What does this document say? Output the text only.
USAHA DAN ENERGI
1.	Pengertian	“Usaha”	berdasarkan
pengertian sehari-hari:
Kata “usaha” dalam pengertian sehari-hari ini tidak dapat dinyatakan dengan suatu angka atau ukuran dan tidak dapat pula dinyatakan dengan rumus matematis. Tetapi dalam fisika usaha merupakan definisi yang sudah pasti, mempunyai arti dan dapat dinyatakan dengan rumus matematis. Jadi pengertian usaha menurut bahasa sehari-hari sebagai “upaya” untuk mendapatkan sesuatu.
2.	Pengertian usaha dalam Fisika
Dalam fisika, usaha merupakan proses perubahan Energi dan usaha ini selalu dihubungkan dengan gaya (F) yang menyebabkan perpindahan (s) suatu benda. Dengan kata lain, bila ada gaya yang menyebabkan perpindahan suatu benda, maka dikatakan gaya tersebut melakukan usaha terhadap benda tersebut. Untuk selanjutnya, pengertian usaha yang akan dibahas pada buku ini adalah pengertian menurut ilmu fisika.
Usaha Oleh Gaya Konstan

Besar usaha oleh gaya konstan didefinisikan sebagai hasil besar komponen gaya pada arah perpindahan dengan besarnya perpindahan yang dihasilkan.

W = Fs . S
* * *
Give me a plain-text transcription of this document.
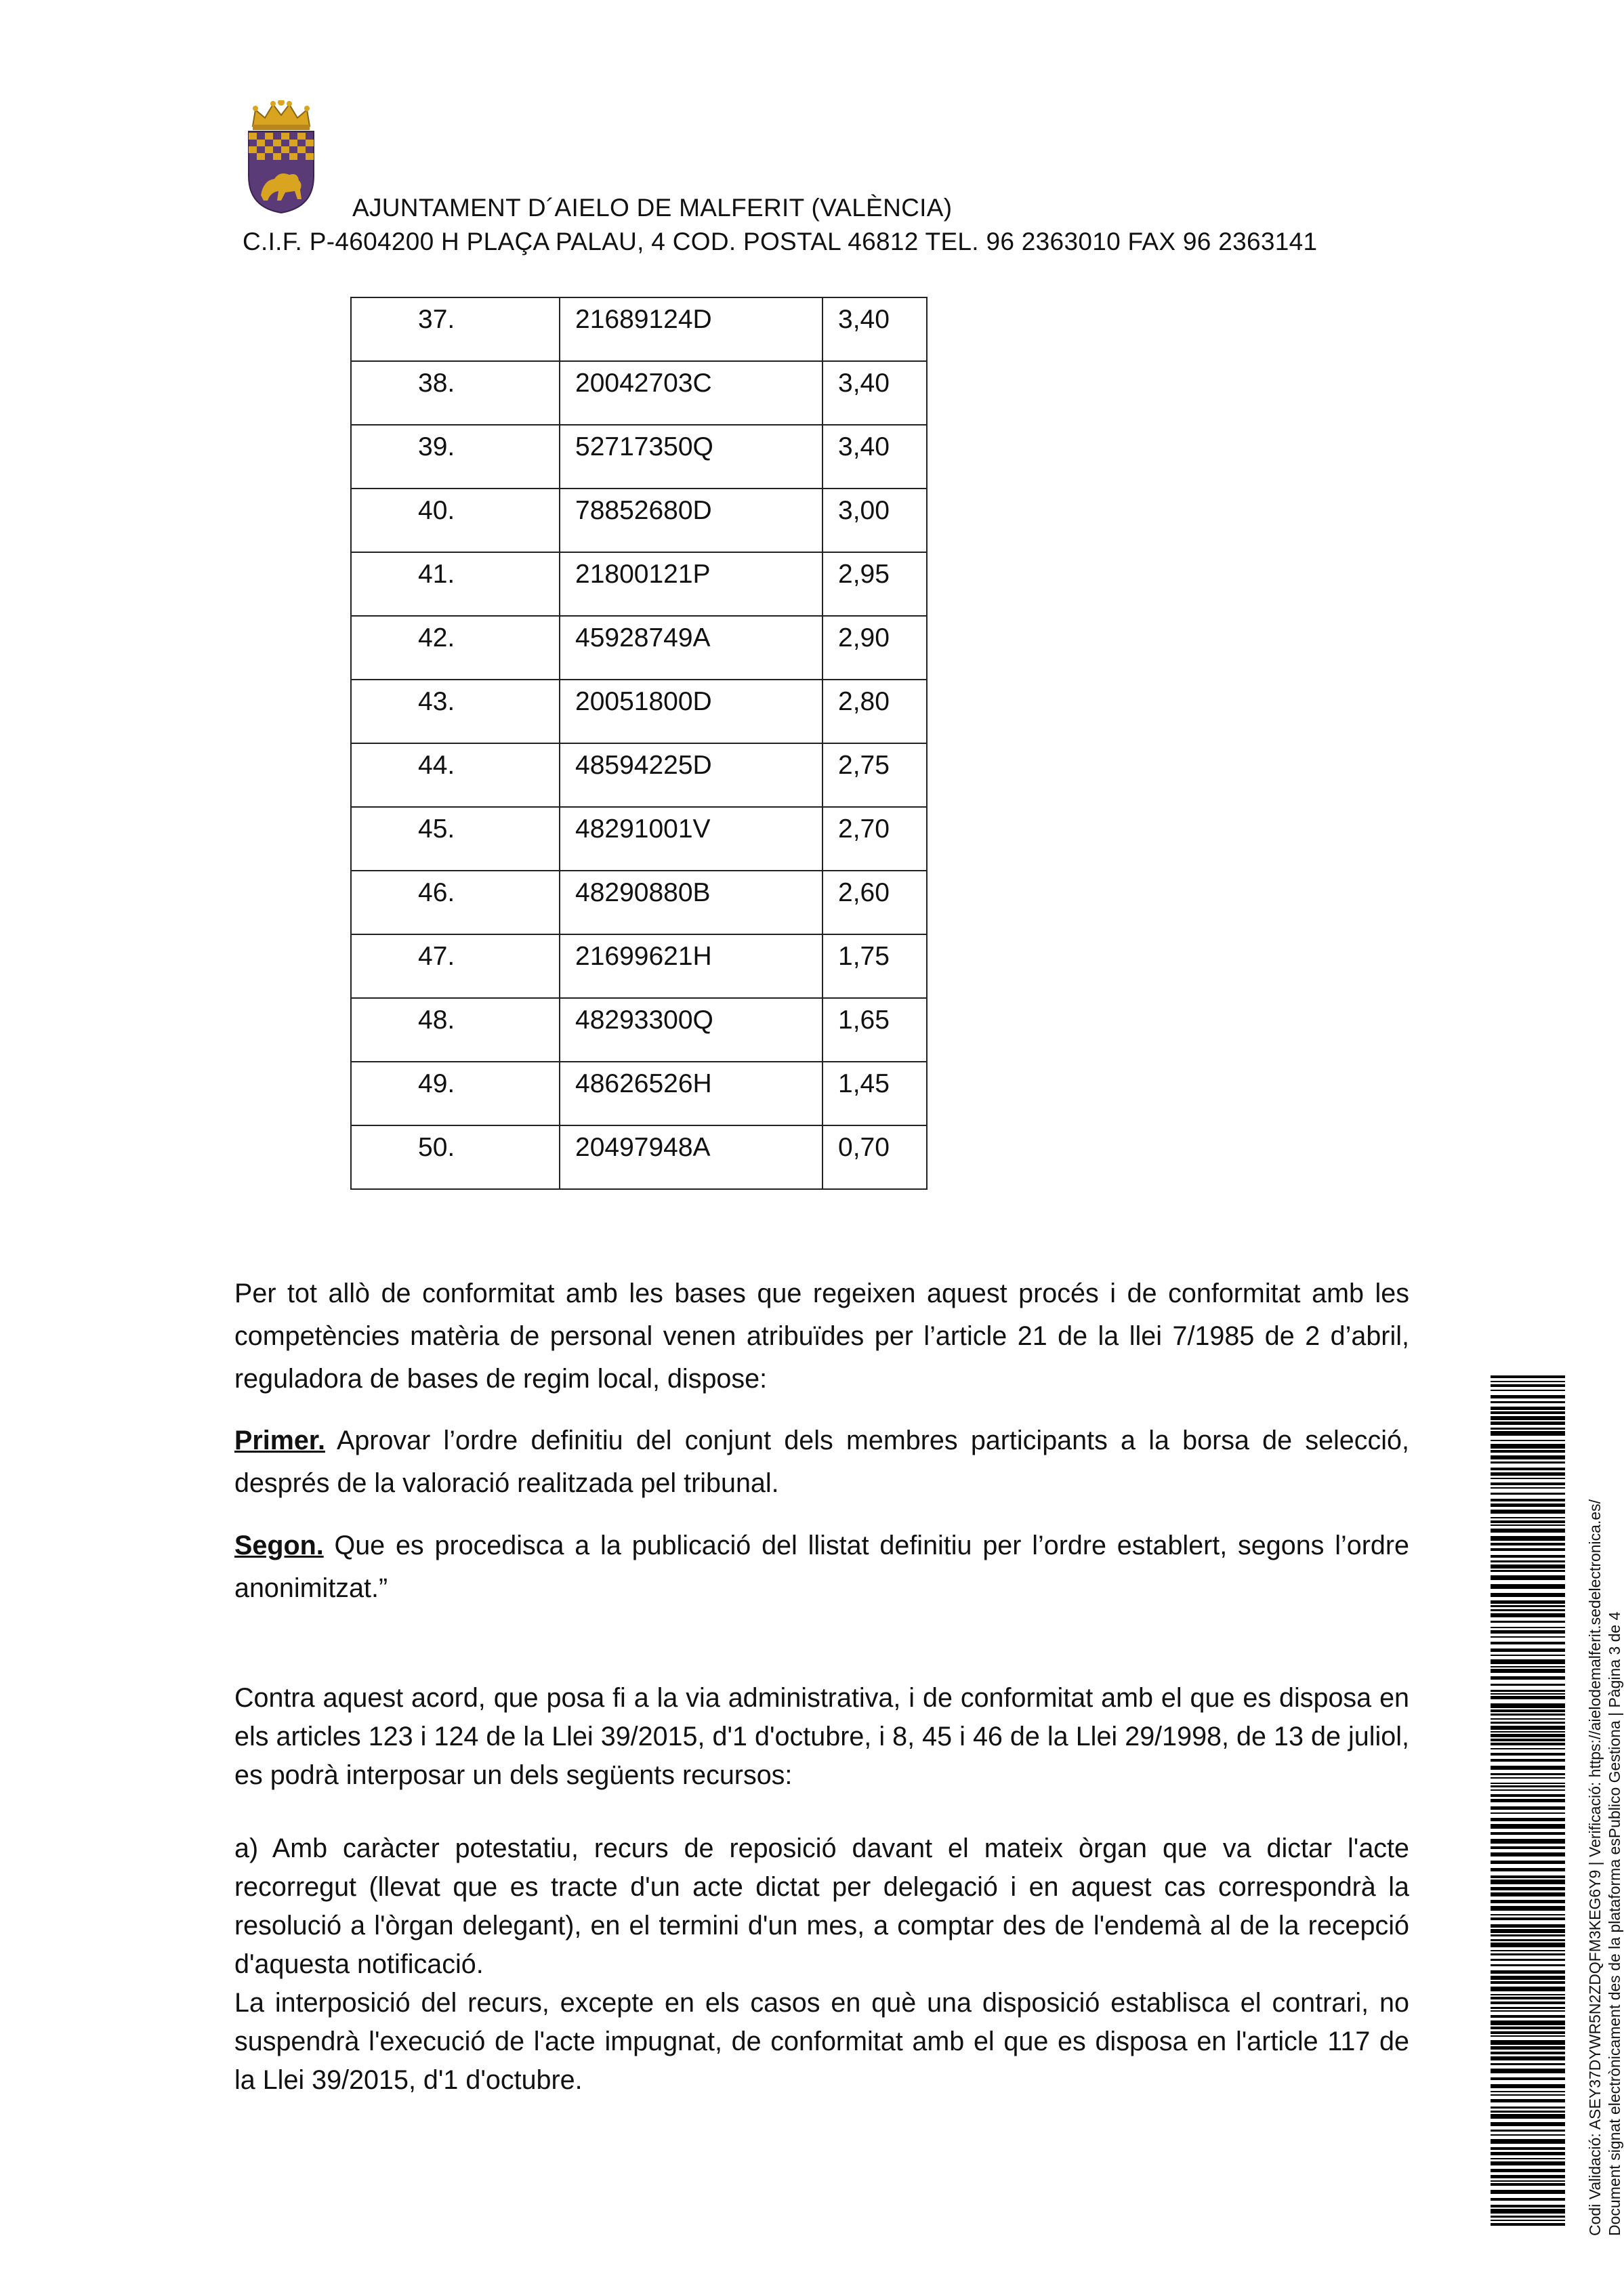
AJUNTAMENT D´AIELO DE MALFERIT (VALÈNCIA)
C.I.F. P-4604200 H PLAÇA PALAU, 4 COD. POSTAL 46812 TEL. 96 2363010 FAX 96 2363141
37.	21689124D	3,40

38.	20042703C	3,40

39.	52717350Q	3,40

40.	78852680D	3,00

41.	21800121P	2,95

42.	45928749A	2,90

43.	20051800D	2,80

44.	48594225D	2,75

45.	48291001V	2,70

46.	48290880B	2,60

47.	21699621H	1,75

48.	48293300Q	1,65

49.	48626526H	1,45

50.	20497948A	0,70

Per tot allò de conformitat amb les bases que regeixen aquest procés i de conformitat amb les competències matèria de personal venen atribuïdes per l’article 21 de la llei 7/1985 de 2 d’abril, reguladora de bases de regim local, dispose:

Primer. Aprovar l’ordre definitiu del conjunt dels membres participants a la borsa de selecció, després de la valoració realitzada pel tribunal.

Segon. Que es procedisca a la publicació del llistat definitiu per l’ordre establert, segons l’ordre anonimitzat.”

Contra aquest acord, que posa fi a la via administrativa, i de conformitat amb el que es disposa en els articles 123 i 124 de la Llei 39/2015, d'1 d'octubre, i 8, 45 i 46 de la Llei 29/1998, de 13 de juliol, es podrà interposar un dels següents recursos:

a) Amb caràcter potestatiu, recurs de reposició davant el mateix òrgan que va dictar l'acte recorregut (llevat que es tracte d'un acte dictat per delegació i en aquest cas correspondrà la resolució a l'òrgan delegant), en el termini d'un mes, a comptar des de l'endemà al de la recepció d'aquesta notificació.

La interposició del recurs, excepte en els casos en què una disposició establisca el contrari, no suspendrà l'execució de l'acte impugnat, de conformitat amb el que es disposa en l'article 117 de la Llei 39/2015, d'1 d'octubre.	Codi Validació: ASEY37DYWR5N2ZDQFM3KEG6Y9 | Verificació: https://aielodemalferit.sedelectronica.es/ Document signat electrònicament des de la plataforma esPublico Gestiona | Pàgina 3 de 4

• Exercise goal: Of all the lines in the data above, state how many include "sehari". Say only the number.

• Output for this exercise: 2